Copy each line below that includes "this".

Data records:
^^^^^^^^^^^^^^^^

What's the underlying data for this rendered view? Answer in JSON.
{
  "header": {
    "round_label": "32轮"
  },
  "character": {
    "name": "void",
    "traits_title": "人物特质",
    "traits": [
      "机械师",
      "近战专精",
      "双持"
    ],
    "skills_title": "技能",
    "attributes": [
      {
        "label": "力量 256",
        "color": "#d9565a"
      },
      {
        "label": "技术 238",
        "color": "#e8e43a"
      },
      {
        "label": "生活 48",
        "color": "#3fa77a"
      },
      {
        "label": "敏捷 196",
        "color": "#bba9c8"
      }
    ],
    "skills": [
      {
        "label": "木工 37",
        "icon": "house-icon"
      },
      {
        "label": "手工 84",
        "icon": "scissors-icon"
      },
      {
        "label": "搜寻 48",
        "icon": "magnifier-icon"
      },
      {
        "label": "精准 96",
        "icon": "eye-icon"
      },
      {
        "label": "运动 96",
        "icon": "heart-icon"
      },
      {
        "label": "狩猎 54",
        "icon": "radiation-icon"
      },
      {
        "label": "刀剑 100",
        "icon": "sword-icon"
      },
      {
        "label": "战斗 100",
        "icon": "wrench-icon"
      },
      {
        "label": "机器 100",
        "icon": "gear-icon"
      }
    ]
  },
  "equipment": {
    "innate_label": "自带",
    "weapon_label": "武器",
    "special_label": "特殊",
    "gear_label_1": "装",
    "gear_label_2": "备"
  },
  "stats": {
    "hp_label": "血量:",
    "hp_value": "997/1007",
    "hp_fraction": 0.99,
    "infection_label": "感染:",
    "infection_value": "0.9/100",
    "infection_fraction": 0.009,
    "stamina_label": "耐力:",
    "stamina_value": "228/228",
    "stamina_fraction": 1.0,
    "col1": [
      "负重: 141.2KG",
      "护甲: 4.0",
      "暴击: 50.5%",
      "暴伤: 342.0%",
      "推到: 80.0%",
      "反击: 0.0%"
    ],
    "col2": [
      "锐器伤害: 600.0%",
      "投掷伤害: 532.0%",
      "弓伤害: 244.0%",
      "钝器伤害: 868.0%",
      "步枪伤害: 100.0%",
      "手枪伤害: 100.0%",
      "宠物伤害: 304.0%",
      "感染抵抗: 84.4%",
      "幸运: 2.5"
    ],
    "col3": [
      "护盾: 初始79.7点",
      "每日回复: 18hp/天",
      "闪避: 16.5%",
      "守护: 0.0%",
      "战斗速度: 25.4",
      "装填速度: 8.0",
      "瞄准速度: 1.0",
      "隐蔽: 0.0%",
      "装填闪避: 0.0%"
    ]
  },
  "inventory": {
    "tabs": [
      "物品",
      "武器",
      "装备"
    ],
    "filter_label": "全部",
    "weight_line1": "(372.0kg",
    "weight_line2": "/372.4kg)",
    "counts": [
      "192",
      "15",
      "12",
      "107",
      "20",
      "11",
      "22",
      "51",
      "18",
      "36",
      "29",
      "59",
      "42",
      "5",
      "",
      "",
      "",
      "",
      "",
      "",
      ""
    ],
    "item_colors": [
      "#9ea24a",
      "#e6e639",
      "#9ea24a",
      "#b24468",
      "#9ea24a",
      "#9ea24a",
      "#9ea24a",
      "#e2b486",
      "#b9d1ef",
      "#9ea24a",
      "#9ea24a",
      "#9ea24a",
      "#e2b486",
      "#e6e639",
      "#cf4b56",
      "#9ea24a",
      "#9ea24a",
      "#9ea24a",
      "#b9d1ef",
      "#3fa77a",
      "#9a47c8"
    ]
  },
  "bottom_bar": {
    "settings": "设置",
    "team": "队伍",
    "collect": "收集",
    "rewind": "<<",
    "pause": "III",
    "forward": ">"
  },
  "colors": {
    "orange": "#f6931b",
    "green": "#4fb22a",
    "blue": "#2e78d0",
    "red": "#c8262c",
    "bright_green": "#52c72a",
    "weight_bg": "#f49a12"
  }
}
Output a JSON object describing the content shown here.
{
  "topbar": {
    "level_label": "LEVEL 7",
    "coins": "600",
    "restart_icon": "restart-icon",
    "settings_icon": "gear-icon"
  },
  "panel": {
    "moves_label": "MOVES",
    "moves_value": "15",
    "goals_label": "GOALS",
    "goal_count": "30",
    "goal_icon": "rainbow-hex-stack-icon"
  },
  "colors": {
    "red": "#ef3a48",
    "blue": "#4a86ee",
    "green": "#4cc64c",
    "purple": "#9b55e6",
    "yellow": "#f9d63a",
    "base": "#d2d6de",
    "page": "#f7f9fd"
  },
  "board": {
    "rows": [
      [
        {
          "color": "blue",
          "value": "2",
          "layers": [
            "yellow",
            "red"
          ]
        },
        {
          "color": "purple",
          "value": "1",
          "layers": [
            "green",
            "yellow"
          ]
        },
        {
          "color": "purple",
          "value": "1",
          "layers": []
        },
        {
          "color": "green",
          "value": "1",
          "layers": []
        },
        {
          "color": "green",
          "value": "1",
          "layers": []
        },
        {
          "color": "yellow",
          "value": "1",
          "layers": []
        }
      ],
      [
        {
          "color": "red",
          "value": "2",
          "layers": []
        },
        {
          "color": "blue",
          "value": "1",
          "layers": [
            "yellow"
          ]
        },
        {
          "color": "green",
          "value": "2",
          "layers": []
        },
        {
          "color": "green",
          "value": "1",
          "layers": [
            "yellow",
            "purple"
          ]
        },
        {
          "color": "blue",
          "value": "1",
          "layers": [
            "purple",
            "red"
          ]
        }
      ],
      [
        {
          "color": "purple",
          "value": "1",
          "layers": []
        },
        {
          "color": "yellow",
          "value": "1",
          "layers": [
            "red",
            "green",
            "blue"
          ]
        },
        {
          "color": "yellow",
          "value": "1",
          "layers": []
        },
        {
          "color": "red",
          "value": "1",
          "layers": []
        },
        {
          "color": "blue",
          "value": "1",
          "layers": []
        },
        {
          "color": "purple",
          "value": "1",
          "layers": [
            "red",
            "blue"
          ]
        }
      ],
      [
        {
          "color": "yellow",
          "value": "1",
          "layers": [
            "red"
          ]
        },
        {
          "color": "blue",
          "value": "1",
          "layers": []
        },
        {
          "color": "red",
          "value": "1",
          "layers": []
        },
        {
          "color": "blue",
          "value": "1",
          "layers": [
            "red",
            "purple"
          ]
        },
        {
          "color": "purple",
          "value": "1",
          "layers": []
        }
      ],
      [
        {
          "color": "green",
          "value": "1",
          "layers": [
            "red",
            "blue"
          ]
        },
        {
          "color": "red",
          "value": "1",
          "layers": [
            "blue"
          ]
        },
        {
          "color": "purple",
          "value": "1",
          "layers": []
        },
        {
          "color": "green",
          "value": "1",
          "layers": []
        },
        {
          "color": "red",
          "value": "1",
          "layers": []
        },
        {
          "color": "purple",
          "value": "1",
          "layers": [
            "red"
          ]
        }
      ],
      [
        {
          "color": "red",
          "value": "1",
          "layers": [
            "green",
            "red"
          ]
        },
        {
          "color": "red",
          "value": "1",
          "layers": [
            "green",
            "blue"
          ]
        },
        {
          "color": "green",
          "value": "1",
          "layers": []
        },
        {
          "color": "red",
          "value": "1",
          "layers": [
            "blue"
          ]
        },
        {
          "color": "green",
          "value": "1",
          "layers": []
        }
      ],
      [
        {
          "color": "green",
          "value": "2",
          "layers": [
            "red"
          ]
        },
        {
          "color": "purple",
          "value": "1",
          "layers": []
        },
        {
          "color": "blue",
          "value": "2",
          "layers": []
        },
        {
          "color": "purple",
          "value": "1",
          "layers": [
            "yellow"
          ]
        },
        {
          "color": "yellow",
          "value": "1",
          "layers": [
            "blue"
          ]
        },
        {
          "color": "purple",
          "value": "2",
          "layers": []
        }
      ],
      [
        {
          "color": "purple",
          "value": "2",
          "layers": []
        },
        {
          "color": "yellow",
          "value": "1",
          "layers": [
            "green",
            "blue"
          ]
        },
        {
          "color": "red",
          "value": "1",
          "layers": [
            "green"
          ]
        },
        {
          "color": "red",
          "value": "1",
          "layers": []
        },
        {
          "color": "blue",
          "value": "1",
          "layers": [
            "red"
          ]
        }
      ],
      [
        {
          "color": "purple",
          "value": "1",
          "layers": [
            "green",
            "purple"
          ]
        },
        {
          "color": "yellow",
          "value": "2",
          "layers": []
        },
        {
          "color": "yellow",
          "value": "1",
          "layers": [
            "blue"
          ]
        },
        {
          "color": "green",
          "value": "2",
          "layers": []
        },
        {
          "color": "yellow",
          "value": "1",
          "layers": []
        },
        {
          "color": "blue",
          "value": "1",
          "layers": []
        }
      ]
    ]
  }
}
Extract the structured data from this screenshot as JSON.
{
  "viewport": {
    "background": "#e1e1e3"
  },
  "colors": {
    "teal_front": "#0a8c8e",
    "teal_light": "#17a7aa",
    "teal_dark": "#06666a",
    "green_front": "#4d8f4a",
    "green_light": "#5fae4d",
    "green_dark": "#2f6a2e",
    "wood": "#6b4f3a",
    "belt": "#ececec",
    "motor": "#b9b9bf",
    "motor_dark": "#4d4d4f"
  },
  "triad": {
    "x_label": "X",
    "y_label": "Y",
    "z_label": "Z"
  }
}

^^^^^^^^^^^^^^^^

REPLY>
What's the underlying data for this rendered view? Answer in JSON.
Extract the structured data from this screenshot as JSON.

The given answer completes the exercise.